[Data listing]
------------------------------

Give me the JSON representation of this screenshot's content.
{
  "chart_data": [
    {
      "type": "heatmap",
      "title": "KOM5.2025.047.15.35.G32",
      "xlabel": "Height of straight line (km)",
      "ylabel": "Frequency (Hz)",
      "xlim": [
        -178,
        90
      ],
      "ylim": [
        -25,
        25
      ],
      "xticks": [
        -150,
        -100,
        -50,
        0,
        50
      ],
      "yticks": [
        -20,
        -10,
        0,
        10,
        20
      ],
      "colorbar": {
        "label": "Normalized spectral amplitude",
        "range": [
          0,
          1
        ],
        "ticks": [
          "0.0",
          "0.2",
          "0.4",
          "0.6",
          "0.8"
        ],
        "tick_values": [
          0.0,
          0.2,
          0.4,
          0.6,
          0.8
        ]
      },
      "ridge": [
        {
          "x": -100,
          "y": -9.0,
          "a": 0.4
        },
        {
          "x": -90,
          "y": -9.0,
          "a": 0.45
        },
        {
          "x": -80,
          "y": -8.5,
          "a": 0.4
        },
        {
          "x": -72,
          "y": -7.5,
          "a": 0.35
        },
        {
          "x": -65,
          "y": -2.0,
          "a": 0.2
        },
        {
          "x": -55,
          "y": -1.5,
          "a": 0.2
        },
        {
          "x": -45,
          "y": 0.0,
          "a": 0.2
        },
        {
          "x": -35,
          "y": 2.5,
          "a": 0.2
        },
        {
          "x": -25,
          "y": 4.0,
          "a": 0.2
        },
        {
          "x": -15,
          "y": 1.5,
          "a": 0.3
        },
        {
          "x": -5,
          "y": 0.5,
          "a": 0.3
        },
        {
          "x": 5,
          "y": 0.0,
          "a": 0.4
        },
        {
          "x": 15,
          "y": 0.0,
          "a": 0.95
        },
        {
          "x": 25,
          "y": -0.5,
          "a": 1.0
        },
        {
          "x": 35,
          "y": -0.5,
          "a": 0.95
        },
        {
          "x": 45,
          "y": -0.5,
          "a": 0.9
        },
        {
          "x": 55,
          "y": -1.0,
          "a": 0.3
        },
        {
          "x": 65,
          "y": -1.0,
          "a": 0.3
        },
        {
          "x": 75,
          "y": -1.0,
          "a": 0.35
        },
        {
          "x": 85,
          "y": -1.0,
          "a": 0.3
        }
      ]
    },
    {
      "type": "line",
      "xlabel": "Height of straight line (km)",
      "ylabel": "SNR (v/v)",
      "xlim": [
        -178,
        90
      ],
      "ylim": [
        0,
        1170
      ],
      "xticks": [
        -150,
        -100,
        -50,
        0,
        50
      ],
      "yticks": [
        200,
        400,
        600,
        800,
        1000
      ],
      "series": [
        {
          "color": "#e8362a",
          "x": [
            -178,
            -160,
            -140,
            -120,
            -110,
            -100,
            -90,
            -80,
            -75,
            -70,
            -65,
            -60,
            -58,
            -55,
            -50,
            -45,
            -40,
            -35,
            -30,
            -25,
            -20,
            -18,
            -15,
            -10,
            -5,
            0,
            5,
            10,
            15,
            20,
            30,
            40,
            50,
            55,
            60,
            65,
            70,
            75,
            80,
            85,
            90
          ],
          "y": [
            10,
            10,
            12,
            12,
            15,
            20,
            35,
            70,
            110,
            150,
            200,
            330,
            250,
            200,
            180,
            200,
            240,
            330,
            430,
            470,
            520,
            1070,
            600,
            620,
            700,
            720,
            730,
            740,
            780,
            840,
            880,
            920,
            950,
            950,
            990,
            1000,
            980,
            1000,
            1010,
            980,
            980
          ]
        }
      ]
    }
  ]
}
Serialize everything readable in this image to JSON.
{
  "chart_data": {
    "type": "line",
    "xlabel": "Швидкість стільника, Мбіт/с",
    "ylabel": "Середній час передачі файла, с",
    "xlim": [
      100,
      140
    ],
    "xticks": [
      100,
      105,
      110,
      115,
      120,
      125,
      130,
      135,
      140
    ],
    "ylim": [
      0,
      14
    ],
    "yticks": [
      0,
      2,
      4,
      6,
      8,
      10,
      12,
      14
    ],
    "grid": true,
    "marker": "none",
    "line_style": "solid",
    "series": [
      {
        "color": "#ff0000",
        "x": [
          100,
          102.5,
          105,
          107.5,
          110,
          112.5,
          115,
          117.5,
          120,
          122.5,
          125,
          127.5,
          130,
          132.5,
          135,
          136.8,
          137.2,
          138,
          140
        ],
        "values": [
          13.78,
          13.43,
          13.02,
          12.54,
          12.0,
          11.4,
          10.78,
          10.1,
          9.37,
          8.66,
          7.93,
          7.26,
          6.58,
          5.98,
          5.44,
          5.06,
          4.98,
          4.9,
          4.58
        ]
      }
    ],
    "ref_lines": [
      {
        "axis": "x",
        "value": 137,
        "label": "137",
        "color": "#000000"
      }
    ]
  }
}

------------------------------

▶ **GOAL**
Copy out the whole listing, exactly as written.

▶ **FULL OUTPUT**
Give me the JSON representation of this screenshot's content.
{
  "chart_data": [
    {
      "type": "heatmap",
      "title": "KOM5.2025.047.15.35.G32",
      "xlabel": "Height of straight line (km)",
      "ylabel": "Frequency (Hz)",
      "xlim": [
        -178,
        90
      ],
      "ylim": [
        -25,
        25
      ],
      "xticks": [
        -150,
        -100,
        -50,
        0,
        50
      ],
      "yticks": [
        -20,
        -10,
        0,
        10,
        20
      ],
      "colorbar": {
        "label": "Normalized spectral amplitude",
        "range": [
          0,
          1
        ],
        "ticks": [
          "0.0",
          "0.2",
          "0.4",
          "0.6",
          "0.8"
        ],
        "tick_values": [
          0.0,
          0.2,
          0.4,
          0.6,
          0.8
        ]
      },
      "ridge": [
        {
          "x": -100,
          "y": -9.0,
          "a": 0.4
        },
        {
          "x": -90,
          "y": -9.0,
          "a": 0.45
        },
        {
          "x": -80,
          "y": -8.5,
          "a": 0.4
        },
        {
          "x": -72,
          "y": -7.5,
          "a": 0.35
        },
        {
          "x": -65,
          "y": -2.0,
          "a": 0.2
        },
        {
          "x": -55,
          "y": -1.5,
          "a": 0.2
        },
        {
          "x": -45,
          "y": 0.0,
          "a": 0.2
        },
        {
          "x": -35,
          "y": 2.5,
          "a": 0.2
        },
        {
          "x": -25,
          "y": 4.0,
          "a": 0.2
        },
        {
          "x": -15,
          "y": 1.5,
          "a": 0.3
        },
        {
          "x": -5,
          "y": 0.5,
          "a": 0.3
        },
        {
          "x": 5,
          "y": 0.0,
          "a": 0.4
        },
        {
          "x": 15,
          "y": 0.0,
          "a": 0.95
        },
        {
          "x": 25,
          "y": -0.5,
          "a": 1.0
        },
        {
          "x": 35,
          "y": -0.5,
          "a": 0.95
        },
        {
          "x": 45,
          "y": -0.5,
          "a": 0.9
        },
        {
          "x": 55,
          "y": -1.0,
          "a": 0.3
        },
        {
          "x": 65,
          "y": -1.0,
          "a": 0.3
        },
        {
          "x": 75,
          "y": -1.0,
          "a": 0.35
        },
        {
          "x": 85,
          "y": -1.0,
          "a": 0.3
        }
      ]
    },
    {
      "type": "line",
      "xlabel": "Height of straight line (km)",
      "ylabel": "SNR (v/v)",
      "xlim": [
        -178,
        90
      ],
      "ylim": [
        0,
        1170
      ],
      "xticks": [
        -150,
        -100,
        -50,
        0,
        50
      ],
      "yticks": [
        200,
        400,
        600,
        800,
        1000
      ],
      "series": [
        {
          "color": "#e8362a",
          "x": [
            -178,
            -160,
            -140,
            -120,
            -110,
            -100,
            -90,
            -80,
            -75,
            -70,
            -65,
            -60,
            -58,
            -55,
            -50,
            -45,
            -40,
            -35,
            -30,
            -25,
            -20,
            -18,
            -15,
            -10,
            -5,
            0,
            5,
            10,
            15,
            20,
            30,
            40,
            50,
            55,
            60,
            65,
            70,
            75,
            80,
            85,
            90
          ],
          "y": [
            10,
            10,
            12,
            12,
            15,
            20,
            35,
            70,
            110,
            150,
            200,
            330,
            250,
            200,
            180,
            200,
            240,
            330,
            430,
            470,
            520,
            1070,
            600,
            620,
            700,
            720,
            730,
            740,
            780,
            840,
            880,
            920,
            950,
            950,
            990,
            1000,
            980,
            1000,
            1010,
            980,
            980
          ]
        }
      ]
    }
  ]
}
Serialize everything readable in this image to JSON.
{
  "chart_data": {
    "type": "line",
    "xlabel": "Швидкість стільника, Мбіт/с",
    "ylabel": "Середній час передачі файла, с",
    "xlim": [
      100,
      140
    ],
    "xticks": [
      100,
      105,
      110,
      115,
      120,
      125,
      130,
      135,
      140
    ],
    "ylim": [
      0,
      14
    ],
    "yticks": [
      0,
      2,
      4,
      6,
      8,
      10,
      12,
      14
    ],
    "grid": true,
    "marker": "none",
    "line_style": "solid",
    "series": [
      {
        "color": "#ff0000",
        "x": [
          100,
          102.5,
          105,
          107.5,
          110,
          112.5,
          115,
          117.5,
          120,
          122.5,
          125,
          127.5,
          130,
          132.5,
          135,
          136.8,
          137.2,
          138,
          140
        ],
        "values": [
          13.78,
          13.43,
          13.02,
          12.54,
          12.0,
          11.4,
          10.78,
          10.1,
          9.37,
          8.66,
          7.93,
          7.26,
          6.58,
          5.98,
          5.44,
          5.06,
          4.98,
          4.9,
          4.58
        ]
      }
    ],
    "ref_lines": [
      {
        "axis": "x",
        "value": 137,
        "label": "137",
        "color": "#000000"
      }
    ]
  }
}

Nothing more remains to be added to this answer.